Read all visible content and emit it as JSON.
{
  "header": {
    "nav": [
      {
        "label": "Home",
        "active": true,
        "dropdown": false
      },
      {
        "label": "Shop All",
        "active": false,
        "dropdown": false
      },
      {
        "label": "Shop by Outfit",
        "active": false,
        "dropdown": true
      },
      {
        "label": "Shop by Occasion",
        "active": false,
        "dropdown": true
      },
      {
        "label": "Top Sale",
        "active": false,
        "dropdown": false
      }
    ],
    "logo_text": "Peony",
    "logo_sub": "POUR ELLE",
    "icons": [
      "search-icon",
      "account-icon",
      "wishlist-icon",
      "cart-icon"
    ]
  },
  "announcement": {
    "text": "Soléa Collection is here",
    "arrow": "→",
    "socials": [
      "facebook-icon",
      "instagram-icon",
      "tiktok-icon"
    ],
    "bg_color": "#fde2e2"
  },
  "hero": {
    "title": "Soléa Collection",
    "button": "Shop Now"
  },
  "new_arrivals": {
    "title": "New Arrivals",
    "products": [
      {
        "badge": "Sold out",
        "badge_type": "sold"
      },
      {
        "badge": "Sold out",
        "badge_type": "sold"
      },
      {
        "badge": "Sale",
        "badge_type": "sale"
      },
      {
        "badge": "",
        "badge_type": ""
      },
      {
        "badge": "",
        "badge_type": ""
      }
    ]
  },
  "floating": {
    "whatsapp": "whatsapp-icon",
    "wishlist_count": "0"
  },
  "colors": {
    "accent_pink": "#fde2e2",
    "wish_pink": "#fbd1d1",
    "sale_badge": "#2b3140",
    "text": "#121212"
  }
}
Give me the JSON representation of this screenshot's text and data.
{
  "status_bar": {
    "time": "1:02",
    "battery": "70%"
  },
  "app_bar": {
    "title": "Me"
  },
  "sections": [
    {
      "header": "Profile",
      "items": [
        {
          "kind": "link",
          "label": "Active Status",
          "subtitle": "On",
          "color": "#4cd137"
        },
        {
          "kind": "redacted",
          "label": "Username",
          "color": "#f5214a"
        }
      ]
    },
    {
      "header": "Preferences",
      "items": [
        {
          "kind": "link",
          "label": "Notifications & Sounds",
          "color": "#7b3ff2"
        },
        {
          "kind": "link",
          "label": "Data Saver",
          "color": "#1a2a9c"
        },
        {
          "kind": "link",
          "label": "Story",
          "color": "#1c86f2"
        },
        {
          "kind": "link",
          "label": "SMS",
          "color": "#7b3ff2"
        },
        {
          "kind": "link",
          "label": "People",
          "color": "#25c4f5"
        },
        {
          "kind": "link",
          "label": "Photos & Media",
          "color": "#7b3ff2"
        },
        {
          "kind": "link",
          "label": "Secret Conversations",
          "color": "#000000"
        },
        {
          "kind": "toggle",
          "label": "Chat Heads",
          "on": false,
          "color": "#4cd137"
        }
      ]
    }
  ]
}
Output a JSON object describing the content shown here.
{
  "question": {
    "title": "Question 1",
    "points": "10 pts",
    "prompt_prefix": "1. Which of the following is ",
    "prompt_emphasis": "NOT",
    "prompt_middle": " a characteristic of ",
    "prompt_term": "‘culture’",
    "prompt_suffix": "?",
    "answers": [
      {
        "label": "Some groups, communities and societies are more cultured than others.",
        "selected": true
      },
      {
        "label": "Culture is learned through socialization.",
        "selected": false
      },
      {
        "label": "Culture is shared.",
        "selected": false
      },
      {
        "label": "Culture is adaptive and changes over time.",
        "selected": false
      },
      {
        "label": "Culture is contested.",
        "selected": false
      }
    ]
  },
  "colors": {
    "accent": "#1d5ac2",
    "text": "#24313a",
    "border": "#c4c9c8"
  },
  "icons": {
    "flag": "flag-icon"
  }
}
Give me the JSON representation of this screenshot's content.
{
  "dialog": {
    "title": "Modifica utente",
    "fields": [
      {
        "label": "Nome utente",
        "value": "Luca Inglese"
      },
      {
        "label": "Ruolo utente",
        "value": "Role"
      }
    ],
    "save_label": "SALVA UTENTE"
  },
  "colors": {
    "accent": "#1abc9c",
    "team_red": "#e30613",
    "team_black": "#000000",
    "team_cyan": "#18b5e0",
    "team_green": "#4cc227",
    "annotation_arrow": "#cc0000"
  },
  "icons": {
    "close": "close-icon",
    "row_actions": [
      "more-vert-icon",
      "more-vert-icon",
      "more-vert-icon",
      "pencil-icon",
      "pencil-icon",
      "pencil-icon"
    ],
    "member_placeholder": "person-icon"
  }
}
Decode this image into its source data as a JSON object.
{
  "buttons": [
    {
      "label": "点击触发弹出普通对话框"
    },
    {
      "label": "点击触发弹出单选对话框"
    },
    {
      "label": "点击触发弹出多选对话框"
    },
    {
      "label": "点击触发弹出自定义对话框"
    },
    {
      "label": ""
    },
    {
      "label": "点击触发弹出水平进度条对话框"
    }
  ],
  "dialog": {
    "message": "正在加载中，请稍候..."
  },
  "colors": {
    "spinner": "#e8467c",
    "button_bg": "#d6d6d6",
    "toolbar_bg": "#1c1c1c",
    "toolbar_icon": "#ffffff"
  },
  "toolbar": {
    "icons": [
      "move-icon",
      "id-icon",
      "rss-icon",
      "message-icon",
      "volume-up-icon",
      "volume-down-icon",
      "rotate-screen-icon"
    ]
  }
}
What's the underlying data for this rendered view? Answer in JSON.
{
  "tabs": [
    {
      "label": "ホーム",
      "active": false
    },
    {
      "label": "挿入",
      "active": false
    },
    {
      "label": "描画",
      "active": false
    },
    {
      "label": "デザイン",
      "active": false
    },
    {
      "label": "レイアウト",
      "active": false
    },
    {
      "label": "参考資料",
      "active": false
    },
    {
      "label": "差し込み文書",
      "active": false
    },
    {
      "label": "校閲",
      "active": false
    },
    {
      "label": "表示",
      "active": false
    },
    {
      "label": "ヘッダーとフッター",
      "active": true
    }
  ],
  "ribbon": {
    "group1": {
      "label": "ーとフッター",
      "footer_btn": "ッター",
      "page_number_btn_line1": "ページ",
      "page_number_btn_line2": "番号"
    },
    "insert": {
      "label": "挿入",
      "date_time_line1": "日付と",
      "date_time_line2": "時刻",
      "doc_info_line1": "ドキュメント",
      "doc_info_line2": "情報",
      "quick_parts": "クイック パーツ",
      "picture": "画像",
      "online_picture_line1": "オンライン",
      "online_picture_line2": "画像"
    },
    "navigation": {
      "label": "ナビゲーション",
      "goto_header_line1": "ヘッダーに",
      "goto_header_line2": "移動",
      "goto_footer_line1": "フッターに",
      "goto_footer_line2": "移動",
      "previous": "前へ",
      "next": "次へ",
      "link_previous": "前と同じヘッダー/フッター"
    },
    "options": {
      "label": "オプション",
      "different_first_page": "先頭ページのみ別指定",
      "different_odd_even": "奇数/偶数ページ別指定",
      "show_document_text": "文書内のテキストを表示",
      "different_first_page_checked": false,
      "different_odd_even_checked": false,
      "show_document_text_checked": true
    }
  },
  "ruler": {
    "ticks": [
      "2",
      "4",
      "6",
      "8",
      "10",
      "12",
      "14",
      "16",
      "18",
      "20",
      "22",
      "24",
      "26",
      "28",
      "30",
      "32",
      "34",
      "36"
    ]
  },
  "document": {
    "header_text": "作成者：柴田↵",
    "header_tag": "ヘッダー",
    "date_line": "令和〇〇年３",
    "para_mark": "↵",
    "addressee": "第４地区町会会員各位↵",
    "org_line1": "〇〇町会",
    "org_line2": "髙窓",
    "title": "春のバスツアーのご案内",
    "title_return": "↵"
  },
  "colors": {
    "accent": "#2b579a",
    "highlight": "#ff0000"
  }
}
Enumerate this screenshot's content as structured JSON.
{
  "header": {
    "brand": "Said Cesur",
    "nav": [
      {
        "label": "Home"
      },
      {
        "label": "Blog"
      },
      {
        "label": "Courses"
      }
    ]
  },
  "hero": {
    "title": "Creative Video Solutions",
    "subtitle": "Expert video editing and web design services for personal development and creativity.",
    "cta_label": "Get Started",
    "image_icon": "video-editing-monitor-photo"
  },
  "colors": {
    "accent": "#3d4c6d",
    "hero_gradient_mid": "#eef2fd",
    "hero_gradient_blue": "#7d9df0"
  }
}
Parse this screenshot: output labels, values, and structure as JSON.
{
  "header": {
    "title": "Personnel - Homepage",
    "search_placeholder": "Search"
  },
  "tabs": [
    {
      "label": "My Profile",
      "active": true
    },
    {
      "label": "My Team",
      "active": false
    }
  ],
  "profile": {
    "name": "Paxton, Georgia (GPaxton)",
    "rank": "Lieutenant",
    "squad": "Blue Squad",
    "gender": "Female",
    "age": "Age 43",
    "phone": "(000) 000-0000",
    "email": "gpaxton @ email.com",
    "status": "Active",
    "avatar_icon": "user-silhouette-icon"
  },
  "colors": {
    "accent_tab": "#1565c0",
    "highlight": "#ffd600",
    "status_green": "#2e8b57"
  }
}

PROBLEM REQUIREMENTS |
Copy every line of the material in which the word "screenshot" occurs.

WRITTEN REPLY |
Give me the JSON representation of this screenshot's text and data.
Give me the JSON representation of this screenshot's content.
Enumerate this screenshot's content as structured JSON.
Parse this screenshot: output labels, values, and structure as JSON.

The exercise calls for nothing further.